[Records from a data source]
>>>>>

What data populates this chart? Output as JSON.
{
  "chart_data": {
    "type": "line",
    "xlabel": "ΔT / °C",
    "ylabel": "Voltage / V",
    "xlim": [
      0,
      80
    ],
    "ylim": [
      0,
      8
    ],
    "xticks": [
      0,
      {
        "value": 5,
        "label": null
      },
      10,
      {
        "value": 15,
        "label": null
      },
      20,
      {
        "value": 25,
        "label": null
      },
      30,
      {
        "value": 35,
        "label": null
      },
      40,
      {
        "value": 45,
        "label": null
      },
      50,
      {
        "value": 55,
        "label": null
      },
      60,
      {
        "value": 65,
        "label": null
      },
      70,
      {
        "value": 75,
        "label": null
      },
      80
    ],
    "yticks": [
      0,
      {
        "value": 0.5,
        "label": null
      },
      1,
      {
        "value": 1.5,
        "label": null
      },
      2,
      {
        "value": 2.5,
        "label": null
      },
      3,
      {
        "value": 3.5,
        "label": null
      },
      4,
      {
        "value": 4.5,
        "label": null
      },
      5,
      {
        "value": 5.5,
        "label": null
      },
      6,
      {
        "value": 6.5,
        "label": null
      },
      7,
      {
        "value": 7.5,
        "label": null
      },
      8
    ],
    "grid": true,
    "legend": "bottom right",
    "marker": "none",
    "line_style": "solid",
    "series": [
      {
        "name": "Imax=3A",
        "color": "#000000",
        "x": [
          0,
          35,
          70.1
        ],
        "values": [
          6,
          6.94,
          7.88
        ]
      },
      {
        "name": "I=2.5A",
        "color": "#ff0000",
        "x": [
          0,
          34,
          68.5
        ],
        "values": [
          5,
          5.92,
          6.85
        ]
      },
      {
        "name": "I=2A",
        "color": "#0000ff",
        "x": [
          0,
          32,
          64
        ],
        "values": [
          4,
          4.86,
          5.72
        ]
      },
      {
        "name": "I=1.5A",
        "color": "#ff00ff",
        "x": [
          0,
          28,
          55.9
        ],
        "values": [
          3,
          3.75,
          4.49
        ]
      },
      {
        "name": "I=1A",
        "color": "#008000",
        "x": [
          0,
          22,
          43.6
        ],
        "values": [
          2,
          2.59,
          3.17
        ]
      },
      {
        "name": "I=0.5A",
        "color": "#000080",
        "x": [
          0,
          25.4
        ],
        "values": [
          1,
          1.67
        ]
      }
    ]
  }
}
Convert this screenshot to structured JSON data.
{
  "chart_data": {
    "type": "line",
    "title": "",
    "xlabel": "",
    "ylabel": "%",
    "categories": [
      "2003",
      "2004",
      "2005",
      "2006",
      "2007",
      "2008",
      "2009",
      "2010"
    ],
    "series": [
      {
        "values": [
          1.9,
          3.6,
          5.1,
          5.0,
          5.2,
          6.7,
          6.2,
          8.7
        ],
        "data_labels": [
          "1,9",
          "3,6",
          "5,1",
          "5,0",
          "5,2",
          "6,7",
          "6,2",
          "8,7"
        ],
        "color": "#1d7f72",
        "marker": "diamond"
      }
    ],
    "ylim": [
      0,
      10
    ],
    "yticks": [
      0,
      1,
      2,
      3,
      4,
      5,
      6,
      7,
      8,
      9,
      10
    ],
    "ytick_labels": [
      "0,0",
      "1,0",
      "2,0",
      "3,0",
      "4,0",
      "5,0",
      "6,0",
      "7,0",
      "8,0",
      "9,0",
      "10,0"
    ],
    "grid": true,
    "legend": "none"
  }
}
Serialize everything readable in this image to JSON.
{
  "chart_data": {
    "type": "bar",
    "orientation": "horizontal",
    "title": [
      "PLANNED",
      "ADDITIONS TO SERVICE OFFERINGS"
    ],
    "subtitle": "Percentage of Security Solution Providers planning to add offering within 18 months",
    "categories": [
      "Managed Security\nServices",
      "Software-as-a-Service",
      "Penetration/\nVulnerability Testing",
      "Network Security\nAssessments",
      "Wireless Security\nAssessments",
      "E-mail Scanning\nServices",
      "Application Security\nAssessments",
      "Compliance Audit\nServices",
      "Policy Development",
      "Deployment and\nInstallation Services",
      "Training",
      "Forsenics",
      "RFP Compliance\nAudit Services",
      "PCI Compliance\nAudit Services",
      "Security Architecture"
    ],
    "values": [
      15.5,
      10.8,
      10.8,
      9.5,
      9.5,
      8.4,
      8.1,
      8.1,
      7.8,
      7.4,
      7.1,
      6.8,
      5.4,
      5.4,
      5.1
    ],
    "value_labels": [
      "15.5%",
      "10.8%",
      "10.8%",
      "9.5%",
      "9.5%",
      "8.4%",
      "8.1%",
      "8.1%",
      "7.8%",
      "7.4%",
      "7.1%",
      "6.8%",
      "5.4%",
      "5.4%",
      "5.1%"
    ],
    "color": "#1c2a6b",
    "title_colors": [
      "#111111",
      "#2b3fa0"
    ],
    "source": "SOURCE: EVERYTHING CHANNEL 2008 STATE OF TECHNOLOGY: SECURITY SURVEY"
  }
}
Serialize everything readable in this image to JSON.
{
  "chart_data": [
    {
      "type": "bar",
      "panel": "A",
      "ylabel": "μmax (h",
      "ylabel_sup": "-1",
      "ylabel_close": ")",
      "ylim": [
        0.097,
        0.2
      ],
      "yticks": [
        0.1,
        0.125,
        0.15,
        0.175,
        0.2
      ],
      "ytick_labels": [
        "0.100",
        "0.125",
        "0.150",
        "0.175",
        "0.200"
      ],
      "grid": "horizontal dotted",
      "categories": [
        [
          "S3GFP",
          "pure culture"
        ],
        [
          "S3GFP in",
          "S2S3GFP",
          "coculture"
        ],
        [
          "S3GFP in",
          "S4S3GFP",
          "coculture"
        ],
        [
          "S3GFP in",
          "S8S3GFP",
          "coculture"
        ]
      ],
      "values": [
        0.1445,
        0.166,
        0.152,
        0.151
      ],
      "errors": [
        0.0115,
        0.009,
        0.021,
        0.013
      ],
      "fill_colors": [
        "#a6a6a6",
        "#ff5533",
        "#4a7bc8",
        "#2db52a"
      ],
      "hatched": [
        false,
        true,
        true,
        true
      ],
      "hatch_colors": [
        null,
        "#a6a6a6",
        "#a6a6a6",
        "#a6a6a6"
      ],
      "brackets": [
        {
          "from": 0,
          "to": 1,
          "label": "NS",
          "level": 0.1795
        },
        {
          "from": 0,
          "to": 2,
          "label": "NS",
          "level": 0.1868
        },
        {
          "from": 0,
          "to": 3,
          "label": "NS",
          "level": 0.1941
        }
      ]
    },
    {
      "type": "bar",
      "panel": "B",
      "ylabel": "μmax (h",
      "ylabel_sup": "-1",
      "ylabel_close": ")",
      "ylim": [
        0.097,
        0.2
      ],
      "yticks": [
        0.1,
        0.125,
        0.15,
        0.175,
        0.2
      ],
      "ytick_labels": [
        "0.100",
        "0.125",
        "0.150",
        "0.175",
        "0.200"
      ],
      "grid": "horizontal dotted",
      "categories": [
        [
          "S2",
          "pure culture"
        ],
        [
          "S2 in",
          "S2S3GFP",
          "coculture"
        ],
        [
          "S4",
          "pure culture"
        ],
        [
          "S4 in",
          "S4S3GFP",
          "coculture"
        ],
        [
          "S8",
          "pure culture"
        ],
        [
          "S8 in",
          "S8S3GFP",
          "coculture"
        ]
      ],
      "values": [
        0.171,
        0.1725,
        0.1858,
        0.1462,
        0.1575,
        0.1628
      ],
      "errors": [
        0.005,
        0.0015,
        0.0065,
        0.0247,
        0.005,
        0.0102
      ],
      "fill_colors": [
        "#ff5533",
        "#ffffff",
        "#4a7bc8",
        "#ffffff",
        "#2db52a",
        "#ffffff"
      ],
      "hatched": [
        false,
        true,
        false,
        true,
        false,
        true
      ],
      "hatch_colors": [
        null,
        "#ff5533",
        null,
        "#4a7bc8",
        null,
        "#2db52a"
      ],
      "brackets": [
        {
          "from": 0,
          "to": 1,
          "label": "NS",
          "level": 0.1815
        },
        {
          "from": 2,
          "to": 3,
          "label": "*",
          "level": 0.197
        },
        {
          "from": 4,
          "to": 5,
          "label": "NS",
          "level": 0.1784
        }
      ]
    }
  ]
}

<<<<<

WHAT THE TASK REQUIRES:
List every line from the entries above in which "nAudit" appears.

COMPLETE OUTPUT:
      "RFP Compliance\nAudit Services",
      "PCI Compliance\nAudit Services",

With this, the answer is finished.